#### Aim:
Find the line that contains "Extract all readable text from this page.". Output it and every line after it to the end of the records, exactly as they appear.

#### Data:
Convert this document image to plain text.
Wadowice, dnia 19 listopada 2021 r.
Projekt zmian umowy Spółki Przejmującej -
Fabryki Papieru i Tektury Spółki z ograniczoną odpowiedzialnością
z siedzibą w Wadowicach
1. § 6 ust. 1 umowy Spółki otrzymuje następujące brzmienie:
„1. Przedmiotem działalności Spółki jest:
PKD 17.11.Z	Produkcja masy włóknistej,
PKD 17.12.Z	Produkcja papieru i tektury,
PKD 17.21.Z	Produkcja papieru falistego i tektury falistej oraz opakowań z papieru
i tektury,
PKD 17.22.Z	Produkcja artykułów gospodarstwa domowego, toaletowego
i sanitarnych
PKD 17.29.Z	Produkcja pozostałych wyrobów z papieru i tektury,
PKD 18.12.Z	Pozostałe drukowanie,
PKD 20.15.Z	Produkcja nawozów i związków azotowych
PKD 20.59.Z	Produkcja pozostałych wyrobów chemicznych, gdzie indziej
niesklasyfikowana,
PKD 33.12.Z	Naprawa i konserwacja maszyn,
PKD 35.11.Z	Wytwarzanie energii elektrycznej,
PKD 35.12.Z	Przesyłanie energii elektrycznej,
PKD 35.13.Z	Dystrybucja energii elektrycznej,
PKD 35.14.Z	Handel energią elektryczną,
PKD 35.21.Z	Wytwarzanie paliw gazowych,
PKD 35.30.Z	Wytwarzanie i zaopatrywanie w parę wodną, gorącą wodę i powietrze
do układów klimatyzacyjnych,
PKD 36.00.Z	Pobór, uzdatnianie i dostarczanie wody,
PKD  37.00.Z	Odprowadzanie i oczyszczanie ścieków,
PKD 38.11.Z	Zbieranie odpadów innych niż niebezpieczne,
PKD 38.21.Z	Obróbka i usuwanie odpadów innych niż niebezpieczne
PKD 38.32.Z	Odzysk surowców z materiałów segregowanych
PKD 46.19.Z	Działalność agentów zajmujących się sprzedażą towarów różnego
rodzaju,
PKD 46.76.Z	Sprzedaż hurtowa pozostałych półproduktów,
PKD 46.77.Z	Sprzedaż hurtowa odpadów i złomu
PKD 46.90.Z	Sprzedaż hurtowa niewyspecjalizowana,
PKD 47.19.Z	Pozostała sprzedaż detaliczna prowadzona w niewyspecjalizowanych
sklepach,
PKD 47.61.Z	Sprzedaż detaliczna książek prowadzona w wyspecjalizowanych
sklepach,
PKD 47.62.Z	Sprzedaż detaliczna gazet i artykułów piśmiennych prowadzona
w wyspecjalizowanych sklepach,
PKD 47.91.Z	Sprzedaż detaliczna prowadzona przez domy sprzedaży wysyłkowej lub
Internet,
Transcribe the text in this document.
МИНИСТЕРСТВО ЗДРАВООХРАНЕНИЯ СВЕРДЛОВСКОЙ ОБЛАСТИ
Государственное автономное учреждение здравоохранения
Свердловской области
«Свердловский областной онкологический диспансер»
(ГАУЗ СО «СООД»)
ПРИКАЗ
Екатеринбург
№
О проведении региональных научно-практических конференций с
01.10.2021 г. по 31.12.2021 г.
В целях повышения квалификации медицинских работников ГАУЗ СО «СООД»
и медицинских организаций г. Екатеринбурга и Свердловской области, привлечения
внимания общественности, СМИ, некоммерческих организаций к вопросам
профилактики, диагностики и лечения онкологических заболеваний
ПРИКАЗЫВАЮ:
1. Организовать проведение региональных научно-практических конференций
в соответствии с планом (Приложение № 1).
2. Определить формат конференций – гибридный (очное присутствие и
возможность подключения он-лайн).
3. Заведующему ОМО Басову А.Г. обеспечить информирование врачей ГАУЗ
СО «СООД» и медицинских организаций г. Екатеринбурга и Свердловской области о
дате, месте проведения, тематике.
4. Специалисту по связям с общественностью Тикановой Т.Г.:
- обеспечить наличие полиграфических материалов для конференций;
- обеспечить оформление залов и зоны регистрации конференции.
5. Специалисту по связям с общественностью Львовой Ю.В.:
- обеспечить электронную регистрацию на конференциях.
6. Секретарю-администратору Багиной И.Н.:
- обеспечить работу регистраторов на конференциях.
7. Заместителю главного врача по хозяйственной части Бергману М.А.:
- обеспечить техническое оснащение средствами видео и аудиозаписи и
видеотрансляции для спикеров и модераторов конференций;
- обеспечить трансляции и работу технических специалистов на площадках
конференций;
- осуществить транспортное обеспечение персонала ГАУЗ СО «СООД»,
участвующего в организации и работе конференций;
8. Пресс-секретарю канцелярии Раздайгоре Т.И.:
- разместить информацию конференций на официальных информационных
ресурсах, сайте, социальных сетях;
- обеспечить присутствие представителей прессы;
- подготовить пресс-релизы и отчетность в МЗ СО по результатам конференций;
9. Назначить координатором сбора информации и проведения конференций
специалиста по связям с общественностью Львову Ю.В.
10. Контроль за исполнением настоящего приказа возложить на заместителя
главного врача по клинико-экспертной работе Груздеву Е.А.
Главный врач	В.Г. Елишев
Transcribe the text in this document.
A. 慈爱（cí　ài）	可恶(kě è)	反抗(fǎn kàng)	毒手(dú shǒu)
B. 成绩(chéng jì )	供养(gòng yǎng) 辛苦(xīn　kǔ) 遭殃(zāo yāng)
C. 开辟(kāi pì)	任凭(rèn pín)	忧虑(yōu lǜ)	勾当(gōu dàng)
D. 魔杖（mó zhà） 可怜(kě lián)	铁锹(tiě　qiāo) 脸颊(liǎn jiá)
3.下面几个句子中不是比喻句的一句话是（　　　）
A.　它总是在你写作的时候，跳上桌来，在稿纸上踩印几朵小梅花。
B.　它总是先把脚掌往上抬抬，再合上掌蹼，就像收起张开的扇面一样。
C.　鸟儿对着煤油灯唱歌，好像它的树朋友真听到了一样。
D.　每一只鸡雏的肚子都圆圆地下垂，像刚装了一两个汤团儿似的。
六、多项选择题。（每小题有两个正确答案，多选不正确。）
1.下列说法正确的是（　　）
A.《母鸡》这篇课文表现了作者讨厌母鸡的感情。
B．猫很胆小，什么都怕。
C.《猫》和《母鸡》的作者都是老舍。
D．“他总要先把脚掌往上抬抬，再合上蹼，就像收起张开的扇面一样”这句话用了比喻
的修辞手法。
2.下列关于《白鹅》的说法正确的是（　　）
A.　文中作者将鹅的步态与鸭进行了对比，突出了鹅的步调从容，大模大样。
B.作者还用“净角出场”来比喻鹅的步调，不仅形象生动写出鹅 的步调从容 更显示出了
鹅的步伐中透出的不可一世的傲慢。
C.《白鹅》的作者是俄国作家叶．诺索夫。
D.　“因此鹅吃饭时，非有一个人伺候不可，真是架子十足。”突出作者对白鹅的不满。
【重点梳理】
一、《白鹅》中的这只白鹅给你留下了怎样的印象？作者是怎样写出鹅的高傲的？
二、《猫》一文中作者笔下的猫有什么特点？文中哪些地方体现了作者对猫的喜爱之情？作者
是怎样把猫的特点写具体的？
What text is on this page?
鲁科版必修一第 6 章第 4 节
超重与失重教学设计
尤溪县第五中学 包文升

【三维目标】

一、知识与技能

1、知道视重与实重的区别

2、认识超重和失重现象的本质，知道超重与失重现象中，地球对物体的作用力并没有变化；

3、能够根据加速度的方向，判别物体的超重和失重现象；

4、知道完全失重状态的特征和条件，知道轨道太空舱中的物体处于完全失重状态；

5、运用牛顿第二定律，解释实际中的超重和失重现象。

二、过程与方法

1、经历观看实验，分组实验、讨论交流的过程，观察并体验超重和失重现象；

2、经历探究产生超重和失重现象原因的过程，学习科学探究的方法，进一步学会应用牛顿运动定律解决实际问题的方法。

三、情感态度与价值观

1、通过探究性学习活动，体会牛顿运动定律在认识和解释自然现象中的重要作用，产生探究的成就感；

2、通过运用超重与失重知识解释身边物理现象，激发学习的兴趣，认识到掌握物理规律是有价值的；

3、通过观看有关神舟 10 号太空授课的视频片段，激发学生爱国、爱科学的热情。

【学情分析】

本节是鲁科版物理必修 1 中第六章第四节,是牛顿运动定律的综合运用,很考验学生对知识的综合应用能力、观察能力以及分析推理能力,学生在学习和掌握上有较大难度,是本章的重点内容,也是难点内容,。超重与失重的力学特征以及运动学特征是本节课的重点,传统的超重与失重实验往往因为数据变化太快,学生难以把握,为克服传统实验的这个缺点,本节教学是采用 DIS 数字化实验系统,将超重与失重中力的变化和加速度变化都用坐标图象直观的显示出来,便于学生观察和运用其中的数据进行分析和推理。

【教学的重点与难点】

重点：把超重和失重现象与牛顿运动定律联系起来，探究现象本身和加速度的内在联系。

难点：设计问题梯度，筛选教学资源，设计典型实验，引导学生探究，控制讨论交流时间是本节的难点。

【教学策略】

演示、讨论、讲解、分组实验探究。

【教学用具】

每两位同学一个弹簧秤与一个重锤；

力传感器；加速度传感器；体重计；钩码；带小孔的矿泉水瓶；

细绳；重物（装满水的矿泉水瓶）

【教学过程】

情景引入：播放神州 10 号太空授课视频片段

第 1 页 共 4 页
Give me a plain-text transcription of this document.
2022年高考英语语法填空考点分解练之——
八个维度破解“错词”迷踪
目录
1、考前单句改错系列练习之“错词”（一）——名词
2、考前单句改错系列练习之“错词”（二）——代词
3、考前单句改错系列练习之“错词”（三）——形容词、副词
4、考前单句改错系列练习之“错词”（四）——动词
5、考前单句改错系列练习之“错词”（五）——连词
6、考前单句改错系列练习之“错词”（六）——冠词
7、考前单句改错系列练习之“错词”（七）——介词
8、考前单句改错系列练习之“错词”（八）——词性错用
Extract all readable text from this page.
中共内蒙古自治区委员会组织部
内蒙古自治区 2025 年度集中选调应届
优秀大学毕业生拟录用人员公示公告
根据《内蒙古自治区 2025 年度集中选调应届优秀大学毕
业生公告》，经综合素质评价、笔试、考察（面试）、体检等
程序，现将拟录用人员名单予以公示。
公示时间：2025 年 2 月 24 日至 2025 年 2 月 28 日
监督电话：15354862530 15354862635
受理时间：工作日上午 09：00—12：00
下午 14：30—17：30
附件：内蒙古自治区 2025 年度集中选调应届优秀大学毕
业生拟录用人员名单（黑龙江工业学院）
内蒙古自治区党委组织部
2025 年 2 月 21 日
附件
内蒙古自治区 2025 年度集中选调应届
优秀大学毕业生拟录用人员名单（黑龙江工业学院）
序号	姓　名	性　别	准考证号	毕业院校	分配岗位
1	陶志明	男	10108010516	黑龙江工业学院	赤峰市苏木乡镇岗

#### Response for this exercise:
Extract all readable text from this page.
中共内蒙古自治区委员会组织部
内蒙古自治区 2025 年度集中选调应届
优秀大学毕业生拟录用人员公示公告
根据《内蒙古自治区 2025 年度集中选调应届优秀大学毕
业生公告》，经综合素质评价、笔试、考察（面试）、体检等
程序，现将拟录用人员名单予以公示。
公示时间：2025 年 2 月 24 日至 2025 年 2 月 28 日
监督电话：15354862530 15354862635
受理时间：工作日上午 09：00—12：00
下午 14：30—17：30
附件：内蒙古自治区 2025 年度集中选调应届优秀大学毕
业生拟录用人员名单（黑龙江工业学院）
内蒙古自治区党委组织部
2025 年 2 月 21 日
附件
内蒙古自治区 2025 年度集中选调应届
优秀大学毕业生拟录用人员名单（黑龙江工业学院）
序号	姓　名	性　别	准考证号	毕业院校	分配岗位
1	陶志明	男	10108010516	黑龙江工业学院	赤峰市苏木乡镇岗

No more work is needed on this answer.